Task description:
Pick out each line of the records that includes the string "this", and copy it.

Provided entries:
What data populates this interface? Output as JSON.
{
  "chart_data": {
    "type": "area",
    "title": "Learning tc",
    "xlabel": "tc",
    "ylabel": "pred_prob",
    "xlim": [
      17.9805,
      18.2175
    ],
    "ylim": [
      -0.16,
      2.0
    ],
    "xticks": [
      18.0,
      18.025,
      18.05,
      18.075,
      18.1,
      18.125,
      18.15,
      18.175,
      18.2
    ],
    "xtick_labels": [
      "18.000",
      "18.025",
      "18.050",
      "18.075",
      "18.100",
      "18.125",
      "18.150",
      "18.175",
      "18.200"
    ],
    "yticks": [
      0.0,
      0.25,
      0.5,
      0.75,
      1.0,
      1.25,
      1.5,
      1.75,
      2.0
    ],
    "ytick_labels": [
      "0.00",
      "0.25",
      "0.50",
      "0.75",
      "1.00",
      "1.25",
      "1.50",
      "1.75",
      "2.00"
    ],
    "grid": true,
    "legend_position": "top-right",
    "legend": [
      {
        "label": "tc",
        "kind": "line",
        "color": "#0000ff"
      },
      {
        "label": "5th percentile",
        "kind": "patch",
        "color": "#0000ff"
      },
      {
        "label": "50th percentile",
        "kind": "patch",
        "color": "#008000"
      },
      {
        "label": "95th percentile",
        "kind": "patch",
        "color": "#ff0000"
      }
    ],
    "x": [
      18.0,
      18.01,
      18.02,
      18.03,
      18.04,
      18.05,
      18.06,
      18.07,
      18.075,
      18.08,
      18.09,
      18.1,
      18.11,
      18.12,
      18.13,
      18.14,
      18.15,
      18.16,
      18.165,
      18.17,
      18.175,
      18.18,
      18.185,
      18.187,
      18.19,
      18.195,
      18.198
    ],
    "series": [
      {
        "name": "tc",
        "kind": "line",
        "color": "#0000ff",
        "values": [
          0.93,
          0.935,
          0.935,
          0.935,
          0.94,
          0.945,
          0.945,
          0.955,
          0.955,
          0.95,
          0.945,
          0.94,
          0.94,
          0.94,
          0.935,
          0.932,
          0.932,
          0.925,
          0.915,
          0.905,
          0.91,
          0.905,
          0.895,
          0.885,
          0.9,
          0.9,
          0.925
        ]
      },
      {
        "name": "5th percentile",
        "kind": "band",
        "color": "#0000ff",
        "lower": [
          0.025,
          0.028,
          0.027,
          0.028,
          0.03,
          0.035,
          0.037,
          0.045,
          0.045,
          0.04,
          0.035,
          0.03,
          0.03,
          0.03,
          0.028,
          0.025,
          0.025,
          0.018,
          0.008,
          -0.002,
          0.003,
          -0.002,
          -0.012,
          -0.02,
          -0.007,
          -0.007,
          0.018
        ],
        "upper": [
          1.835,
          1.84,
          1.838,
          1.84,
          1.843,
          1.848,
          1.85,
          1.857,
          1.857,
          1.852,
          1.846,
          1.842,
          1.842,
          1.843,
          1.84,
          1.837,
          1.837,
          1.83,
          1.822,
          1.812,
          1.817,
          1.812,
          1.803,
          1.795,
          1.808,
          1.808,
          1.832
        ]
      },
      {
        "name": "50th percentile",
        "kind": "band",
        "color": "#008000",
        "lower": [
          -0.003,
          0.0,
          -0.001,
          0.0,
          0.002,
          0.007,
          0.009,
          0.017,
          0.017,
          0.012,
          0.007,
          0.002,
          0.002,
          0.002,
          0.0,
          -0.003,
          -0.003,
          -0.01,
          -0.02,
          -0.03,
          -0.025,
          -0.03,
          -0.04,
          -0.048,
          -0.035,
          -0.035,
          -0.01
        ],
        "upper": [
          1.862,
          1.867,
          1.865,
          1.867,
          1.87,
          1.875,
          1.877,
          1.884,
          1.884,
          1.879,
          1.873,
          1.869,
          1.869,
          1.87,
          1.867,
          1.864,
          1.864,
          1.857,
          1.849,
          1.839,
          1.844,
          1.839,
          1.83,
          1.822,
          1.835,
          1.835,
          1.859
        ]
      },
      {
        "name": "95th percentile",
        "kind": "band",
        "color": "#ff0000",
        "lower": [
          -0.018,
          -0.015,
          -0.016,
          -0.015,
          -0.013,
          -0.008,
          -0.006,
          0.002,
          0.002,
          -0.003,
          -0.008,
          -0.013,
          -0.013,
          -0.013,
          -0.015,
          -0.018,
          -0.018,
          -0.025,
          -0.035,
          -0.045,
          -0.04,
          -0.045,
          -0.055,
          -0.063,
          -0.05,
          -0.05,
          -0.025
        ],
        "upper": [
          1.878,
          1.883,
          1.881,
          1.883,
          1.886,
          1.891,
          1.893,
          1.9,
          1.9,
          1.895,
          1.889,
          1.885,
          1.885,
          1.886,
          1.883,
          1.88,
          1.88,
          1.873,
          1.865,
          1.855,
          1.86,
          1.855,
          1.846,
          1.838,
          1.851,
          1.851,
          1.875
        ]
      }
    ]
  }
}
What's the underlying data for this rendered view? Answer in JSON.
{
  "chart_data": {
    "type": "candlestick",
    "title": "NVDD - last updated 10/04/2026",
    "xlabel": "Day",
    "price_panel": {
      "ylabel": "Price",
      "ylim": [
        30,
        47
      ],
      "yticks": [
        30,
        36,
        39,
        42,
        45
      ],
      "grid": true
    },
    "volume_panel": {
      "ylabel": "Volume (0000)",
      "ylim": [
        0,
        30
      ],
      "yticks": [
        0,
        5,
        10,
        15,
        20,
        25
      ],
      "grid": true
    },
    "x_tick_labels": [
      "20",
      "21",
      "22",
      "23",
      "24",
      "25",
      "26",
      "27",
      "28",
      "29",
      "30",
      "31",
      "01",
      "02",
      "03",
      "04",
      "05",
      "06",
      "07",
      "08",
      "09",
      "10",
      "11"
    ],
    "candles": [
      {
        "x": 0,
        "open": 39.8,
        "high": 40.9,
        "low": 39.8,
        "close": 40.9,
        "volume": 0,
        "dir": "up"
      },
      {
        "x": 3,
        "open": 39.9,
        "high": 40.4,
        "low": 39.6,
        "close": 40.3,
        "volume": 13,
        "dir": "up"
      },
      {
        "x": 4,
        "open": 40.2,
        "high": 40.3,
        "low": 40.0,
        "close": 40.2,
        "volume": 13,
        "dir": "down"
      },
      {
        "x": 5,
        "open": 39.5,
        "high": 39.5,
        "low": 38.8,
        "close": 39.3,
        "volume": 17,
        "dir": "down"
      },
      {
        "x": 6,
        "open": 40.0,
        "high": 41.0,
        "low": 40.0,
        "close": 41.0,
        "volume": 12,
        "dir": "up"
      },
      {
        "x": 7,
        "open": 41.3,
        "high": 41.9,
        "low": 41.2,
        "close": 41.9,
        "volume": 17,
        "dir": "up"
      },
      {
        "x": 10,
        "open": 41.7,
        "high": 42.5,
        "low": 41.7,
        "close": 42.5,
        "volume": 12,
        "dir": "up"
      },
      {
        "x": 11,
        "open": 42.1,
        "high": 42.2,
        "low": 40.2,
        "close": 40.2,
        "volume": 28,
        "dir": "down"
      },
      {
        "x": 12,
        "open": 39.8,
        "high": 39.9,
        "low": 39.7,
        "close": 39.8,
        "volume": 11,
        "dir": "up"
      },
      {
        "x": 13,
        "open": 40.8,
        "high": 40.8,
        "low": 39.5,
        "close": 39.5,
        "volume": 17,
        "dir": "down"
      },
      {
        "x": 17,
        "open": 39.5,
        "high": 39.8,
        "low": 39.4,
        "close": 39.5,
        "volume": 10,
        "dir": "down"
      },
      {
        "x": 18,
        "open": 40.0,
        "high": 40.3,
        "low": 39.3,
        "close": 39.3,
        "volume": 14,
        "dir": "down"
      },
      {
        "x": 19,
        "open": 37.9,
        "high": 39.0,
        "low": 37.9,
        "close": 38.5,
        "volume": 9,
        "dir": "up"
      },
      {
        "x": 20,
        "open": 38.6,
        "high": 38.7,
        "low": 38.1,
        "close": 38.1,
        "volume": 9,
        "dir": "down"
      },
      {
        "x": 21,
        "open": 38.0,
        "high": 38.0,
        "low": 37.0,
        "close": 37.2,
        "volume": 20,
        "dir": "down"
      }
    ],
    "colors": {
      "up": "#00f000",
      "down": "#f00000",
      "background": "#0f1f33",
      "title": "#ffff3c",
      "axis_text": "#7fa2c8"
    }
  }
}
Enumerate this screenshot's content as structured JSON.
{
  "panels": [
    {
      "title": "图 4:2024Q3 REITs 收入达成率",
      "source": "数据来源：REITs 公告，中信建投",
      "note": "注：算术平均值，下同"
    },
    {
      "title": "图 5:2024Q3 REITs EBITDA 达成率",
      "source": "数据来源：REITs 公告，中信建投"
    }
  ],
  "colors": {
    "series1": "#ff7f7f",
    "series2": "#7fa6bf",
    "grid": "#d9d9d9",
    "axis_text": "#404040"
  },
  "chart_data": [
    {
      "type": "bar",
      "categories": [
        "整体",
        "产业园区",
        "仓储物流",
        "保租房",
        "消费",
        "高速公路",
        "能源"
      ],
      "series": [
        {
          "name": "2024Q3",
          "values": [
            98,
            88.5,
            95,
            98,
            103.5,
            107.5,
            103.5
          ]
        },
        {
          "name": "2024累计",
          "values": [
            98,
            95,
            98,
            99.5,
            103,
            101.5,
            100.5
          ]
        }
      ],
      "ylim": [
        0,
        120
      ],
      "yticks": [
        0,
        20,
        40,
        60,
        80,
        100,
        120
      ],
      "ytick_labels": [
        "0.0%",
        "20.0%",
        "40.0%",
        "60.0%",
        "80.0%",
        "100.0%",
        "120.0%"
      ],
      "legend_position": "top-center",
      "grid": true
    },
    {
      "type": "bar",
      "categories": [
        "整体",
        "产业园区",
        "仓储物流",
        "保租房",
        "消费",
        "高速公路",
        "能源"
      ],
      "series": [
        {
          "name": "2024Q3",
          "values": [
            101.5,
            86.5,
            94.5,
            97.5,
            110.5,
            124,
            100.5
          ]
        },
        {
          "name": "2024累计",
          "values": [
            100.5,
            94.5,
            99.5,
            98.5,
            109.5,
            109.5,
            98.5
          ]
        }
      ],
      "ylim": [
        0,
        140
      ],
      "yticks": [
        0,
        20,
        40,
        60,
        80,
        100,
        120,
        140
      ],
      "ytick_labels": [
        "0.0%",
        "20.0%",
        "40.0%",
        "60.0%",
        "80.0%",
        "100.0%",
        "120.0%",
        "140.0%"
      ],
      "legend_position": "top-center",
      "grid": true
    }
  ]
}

Reply to the exercise:
What data populates this interface? Output as JSON.
What's the underlying data for this rendered view? Answer in JSON.
Enumerate this screenshot's content as structured JSON.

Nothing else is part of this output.